### [Instruction]
Wherever "description" appears in a line, list that line.

Lines of data
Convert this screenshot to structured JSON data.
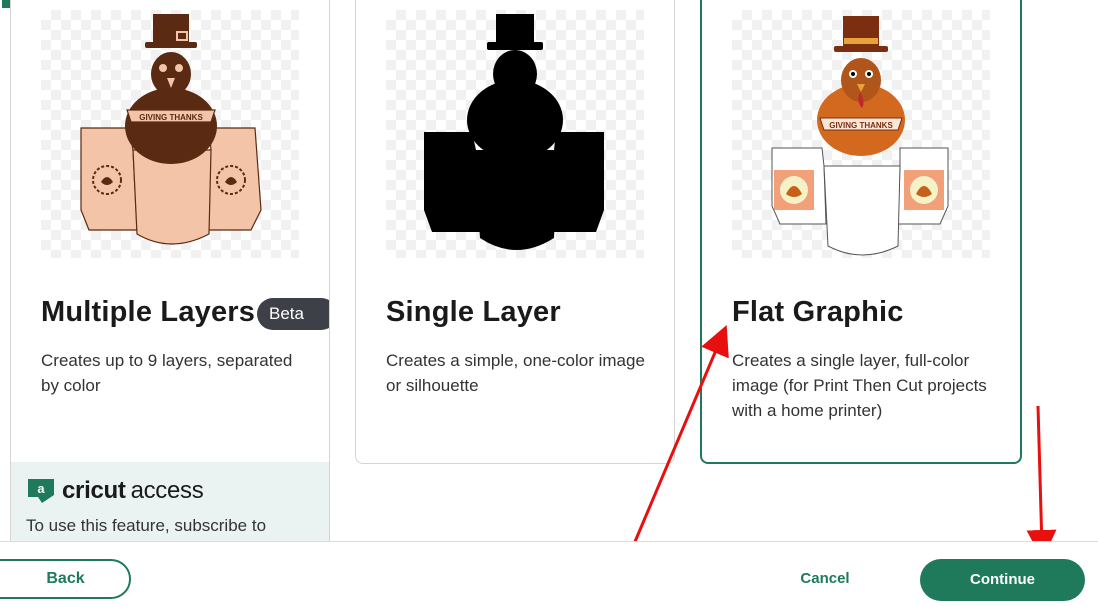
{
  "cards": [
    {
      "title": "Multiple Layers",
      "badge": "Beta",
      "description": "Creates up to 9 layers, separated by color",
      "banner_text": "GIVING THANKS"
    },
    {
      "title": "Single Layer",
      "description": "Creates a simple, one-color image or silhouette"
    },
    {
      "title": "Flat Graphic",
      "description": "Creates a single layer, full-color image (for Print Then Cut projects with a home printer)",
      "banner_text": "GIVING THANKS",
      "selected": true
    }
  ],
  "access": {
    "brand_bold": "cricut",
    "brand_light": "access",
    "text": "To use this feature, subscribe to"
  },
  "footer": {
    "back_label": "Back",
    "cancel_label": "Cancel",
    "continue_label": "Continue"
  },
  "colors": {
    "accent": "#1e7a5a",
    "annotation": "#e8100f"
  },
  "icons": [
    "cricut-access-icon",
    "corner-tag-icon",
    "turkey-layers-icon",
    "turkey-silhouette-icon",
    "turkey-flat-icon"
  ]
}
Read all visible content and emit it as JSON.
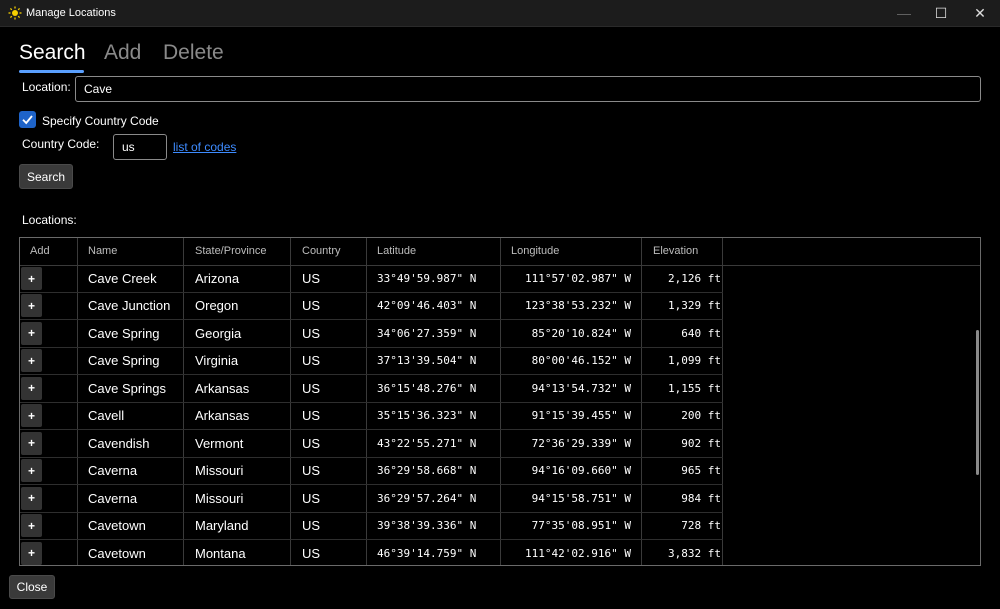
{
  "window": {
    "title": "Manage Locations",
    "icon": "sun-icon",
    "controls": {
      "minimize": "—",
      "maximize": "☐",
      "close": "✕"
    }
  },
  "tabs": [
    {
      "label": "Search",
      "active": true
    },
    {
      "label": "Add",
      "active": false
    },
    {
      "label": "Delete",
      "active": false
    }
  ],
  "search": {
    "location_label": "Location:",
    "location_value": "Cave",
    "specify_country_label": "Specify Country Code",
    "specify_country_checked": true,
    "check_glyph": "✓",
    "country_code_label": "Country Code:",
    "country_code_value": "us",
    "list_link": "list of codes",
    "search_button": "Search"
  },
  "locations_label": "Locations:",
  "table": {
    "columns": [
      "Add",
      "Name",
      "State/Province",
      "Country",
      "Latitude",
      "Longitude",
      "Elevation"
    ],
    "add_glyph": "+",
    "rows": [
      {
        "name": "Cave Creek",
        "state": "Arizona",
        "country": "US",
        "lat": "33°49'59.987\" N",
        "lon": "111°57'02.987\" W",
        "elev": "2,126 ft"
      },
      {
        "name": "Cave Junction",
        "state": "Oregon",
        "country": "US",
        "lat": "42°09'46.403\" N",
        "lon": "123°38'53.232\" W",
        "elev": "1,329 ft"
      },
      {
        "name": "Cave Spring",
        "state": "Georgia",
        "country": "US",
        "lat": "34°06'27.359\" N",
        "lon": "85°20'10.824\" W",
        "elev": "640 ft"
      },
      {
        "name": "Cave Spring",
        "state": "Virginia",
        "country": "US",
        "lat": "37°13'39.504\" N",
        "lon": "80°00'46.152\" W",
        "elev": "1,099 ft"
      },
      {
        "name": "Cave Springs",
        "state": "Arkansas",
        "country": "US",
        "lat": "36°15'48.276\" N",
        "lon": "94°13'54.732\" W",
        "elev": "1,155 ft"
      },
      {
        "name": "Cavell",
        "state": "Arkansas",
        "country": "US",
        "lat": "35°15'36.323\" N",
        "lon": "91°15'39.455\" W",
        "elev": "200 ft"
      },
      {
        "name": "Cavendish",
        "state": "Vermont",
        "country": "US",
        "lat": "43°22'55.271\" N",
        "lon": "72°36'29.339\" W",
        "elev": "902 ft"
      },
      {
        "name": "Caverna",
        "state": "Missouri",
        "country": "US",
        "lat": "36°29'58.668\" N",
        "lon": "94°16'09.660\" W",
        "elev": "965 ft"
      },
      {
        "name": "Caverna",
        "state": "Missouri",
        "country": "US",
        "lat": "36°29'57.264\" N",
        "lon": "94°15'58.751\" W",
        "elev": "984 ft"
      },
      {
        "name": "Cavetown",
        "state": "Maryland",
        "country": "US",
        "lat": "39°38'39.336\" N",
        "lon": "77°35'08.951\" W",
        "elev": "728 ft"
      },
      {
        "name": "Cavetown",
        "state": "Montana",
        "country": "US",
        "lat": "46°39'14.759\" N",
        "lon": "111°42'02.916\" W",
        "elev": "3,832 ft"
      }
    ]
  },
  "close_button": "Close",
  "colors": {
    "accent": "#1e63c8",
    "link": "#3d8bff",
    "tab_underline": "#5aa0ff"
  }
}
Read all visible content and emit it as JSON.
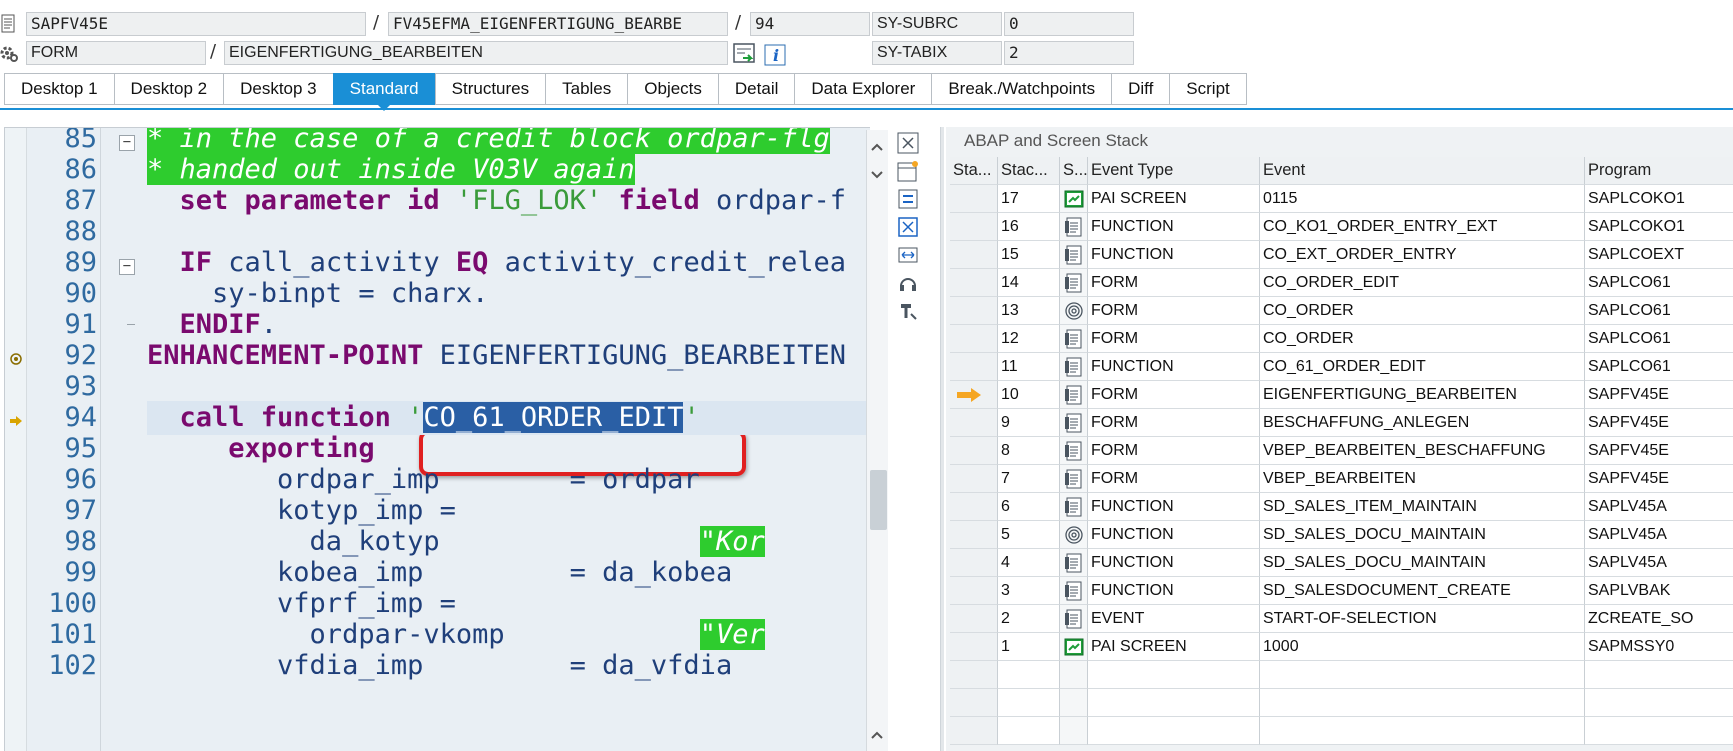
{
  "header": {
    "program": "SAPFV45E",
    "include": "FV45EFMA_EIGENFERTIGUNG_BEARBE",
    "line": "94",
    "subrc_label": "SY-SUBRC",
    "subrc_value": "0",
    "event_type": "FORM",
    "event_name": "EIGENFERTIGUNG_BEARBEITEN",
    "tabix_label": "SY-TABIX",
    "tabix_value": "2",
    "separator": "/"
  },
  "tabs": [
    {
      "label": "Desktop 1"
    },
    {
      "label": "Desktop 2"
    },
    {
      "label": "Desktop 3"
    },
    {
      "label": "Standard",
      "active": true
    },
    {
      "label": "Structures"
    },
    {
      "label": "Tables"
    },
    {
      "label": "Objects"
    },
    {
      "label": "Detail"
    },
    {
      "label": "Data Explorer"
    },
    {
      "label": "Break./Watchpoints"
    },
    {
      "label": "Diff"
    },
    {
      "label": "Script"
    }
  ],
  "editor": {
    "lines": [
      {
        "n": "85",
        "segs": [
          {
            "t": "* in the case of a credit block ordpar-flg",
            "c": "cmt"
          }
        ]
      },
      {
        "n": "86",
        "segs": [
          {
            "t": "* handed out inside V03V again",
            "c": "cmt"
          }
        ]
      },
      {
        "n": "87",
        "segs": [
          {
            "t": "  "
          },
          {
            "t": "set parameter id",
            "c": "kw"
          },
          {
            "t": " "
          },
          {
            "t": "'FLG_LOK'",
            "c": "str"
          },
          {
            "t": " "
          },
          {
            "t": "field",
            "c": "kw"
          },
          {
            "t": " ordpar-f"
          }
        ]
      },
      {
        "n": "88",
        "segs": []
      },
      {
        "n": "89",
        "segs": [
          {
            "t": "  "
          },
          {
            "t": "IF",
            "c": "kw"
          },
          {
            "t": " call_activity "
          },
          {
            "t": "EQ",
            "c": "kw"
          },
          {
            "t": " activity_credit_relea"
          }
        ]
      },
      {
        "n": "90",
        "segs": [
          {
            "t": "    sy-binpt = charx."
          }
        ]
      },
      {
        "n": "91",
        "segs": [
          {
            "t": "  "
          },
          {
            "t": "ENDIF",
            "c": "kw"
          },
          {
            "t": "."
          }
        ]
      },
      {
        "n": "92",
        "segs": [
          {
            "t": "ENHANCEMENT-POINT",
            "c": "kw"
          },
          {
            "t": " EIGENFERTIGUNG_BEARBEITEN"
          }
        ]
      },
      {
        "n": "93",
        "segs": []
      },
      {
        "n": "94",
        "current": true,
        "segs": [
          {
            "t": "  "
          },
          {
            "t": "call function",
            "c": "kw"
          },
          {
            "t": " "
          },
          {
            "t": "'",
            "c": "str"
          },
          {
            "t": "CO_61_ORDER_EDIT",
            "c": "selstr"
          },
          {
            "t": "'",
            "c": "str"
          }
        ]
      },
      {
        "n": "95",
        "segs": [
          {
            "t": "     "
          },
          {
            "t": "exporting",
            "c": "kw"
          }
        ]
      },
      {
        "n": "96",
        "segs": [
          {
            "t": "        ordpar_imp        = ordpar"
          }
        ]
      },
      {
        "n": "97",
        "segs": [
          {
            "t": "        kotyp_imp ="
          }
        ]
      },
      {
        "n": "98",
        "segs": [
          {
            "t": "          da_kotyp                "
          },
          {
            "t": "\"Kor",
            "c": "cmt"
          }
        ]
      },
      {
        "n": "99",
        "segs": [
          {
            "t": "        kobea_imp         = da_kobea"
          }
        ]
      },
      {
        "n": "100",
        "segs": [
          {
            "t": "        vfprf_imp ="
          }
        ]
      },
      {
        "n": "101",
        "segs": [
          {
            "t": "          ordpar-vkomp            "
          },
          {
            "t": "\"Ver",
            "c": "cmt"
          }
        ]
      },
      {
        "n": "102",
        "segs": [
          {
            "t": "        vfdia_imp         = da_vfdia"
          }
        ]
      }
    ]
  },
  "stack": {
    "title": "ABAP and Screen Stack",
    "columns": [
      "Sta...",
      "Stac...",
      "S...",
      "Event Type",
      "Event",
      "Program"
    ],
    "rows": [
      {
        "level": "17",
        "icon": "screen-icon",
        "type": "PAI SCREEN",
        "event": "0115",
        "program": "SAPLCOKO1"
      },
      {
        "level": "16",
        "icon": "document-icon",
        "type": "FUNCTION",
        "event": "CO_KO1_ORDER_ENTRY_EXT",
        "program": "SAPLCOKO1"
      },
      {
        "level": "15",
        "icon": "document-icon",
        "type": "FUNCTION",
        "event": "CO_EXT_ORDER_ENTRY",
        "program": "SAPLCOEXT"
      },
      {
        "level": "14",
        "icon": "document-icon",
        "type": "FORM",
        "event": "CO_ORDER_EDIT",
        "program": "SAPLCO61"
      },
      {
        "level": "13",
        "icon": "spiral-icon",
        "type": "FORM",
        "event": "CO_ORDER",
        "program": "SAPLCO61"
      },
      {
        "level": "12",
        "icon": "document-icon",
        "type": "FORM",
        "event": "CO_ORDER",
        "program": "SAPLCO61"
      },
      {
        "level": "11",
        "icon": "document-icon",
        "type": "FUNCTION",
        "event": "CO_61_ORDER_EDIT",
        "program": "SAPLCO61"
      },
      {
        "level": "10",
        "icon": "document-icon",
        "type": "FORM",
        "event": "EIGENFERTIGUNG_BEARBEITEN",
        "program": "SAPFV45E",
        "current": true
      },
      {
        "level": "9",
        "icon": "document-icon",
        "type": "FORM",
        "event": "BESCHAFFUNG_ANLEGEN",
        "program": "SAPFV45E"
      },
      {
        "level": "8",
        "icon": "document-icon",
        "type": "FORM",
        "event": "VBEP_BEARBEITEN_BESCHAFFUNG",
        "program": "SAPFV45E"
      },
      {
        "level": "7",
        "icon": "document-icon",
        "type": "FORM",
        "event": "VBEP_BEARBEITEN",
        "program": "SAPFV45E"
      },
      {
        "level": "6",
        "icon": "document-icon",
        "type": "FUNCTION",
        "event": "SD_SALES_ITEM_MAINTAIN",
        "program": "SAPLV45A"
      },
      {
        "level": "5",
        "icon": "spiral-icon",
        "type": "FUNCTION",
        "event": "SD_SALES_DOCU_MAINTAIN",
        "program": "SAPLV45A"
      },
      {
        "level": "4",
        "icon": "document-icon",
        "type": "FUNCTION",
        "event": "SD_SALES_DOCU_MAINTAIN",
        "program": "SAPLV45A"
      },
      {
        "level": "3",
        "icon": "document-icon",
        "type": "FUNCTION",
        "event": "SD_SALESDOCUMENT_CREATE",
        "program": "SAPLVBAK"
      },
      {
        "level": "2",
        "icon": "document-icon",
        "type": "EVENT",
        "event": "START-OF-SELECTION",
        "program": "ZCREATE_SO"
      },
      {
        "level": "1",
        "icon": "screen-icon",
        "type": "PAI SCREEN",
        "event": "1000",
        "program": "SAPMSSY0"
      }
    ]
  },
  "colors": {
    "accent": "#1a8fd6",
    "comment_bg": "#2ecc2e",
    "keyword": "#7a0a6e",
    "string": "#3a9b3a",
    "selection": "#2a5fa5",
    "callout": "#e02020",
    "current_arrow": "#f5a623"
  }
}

### [Reply to the exercise]
      "description": "Creates up to 9 layers, separated by color",
      "description": "Creates a simple, one-color image or silhouette"
      "description": "Creates a single layer, full-color image (for Print Then Cut projects with a home printer)",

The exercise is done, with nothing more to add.